** START **

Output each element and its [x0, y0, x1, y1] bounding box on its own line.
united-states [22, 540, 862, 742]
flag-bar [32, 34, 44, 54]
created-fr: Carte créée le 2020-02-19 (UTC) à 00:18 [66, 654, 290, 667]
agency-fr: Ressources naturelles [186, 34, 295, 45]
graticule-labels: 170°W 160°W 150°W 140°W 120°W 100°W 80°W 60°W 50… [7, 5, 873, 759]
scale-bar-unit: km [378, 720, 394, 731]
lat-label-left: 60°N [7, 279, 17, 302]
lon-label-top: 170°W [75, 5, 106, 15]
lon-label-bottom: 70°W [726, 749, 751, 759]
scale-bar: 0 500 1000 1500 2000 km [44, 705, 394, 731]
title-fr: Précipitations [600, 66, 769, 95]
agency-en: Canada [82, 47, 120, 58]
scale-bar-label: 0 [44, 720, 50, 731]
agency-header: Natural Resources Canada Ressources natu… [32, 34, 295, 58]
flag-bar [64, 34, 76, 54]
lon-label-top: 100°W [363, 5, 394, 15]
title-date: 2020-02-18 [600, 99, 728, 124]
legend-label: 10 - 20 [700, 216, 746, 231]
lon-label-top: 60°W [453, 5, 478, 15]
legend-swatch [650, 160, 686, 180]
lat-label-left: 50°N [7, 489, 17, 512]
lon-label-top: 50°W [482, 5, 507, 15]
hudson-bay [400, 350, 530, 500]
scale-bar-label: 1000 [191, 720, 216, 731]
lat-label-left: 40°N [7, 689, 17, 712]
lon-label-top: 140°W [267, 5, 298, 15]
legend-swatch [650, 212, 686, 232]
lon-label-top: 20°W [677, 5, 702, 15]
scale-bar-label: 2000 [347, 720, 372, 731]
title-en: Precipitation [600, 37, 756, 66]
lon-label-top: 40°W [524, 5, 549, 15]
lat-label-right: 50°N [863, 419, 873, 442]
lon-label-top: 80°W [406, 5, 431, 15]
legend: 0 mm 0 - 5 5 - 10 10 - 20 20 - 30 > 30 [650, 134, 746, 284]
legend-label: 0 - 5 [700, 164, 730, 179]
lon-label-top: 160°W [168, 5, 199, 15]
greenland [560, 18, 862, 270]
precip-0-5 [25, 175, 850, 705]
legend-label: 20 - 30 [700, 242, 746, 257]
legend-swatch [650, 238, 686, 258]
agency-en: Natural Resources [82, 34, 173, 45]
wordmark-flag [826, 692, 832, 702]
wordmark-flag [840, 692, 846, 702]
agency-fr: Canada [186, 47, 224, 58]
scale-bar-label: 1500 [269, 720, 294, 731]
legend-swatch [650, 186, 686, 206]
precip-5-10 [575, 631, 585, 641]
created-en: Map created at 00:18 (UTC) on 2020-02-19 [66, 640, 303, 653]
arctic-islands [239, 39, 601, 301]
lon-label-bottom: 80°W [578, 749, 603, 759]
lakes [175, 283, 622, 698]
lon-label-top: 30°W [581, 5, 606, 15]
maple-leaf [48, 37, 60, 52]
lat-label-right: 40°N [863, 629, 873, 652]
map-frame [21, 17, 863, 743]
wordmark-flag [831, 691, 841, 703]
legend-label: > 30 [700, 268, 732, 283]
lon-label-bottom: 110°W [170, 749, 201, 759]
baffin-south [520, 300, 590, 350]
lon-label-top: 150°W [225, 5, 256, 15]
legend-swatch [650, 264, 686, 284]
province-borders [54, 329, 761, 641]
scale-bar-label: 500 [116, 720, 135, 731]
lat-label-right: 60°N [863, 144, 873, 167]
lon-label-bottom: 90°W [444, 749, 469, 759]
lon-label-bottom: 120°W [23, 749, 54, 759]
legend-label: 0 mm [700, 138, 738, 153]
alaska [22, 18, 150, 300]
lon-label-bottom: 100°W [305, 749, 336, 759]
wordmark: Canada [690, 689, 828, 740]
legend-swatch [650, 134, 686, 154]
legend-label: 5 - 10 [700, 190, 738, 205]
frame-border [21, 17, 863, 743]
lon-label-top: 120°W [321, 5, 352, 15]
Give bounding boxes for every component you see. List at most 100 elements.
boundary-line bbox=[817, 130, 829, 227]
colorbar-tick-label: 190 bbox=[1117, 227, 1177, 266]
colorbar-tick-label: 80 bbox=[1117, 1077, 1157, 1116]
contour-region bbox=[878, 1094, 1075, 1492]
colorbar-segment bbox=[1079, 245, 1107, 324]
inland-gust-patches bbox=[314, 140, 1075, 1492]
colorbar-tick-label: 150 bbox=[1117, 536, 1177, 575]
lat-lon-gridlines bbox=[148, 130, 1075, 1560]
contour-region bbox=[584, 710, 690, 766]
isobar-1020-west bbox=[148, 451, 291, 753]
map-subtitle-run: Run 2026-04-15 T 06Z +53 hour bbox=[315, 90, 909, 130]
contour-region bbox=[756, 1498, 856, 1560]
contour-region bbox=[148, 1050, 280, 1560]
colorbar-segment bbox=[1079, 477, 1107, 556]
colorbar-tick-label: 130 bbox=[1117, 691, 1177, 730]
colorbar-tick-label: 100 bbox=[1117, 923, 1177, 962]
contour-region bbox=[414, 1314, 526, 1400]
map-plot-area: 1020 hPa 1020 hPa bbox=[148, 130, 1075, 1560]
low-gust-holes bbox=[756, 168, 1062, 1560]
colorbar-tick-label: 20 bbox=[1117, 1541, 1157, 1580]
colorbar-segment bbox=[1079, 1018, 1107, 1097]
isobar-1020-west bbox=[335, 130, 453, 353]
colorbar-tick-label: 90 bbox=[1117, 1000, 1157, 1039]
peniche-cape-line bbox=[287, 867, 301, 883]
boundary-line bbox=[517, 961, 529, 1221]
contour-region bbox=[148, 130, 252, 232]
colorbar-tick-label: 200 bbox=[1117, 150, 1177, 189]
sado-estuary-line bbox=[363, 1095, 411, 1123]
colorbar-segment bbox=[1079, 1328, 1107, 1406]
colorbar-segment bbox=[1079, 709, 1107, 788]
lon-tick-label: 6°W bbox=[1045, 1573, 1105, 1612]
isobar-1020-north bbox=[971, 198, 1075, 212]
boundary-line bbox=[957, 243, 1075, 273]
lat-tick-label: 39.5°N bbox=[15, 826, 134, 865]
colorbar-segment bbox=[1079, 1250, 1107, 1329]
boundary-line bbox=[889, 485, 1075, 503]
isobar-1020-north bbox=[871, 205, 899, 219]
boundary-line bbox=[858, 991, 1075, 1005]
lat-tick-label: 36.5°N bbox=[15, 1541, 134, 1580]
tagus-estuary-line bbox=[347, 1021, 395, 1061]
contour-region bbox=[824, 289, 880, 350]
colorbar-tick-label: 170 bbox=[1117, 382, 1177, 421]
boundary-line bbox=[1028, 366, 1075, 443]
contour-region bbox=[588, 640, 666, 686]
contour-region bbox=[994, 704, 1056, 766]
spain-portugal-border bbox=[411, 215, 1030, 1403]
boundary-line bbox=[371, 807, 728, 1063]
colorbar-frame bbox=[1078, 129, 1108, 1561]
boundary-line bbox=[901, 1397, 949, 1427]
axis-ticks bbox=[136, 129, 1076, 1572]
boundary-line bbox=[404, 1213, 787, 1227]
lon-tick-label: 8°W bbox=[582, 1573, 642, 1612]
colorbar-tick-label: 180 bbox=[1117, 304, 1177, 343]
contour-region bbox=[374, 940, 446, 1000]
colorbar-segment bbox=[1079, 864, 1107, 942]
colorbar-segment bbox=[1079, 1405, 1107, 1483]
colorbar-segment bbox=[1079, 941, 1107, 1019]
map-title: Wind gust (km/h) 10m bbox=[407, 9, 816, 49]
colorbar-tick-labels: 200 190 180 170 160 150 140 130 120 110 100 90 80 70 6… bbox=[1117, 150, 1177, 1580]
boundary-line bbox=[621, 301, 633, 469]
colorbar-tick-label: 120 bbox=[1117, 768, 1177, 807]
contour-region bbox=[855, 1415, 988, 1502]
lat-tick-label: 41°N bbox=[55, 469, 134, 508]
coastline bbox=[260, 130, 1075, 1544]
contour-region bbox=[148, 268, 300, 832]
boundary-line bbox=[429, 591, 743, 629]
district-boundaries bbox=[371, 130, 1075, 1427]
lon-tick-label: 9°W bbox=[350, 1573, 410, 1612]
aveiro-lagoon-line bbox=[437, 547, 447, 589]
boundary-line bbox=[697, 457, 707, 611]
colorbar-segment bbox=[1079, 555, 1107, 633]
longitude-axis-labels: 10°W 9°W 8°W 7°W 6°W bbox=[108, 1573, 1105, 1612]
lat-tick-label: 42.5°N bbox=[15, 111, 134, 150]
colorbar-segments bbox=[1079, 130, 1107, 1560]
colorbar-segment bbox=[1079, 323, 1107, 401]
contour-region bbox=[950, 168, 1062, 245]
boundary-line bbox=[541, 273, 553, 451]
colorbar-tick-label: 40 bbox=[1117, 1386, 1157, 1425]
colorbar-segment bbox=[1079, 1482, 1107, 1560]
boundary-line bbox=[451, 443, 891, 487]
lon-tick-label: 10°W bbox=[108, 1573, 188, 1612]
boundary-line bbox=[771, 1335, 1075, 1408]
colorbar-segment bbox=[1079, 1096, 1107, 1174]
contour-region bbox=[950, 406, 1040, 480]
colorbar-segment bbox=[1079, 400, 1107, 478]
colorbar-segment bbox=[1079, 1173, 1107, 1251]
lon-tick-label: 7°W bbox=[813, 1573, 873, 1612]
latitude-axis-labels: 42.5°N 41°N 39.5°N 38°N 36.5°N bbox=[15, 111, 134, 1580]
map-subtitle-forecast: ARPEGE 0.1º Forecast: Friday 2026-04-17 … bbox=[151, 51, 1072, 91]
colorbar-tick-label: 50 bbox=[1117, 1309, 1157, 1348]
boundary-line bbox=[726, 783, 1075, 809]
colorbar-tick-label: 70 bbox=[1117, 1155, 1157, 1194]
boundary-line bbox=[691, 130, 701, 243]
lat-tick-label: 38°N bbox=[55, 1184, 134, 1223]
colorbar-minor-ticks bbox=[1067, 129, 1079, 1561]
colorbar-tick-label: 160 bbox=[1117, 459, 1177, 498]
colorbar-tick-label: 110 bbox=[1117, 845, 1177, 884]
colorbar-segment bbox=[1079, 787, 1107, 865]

** END **

**Set exercise**
Copy out the records word for word, beginning with their first line and stopping after the line that contains "legend-swatch [650, 160, 686, 180]".

**Output for this task**
Output each element and its [x0, y0, x1, y1] bounding box on its own line.
united-states [22, 540, 862, 742]
flag-bar [32, 34, 44, 54]
created-fr: Carte créée le 2020-02-19 (UTC) à 00:18 [66, 654, 290, 667]
agency-fr: Ressources naturelles [186, 34, 295, 45]
graticule-labels: 170°W 160°W 150°W 140°W 120°W 100°W 80°W 60°W 50… [7, 5, 873, 759]
scale-bar-unit: km [378, 720, 394, 731]
lat-label-left: 60°N [7, 279, 17, 302]
lon-label-top: 170°W [75, 5, 106, 15]
lon-label-bottom: 70°W [726, 749, 751, 759]
scale-bar: 0 500 1000 1500 2000 km [44, 705, 394, 731]
title-fr: Précipitations [600, 66, 769, 95]
agency-en: Canada [82, 47, 120, 58]
scale-bar-label: 0 [44, 720, 50, 731]
agency-header: Natural Resources Canada Ressources natu… [32, 34, 295, 58]
flag-bar [64, 34, 76, 54]
lon-label-top: 100°W [363, 5, 394, 15]
title-date: 2020-02-18 [600, 99, 728, 124]
legend-label: 10 - 20 [700, 216, 746, 231]
lon-label-top: 60°W [453, 5, 478, 15]
legend-swatch [650, 160, 686, 180]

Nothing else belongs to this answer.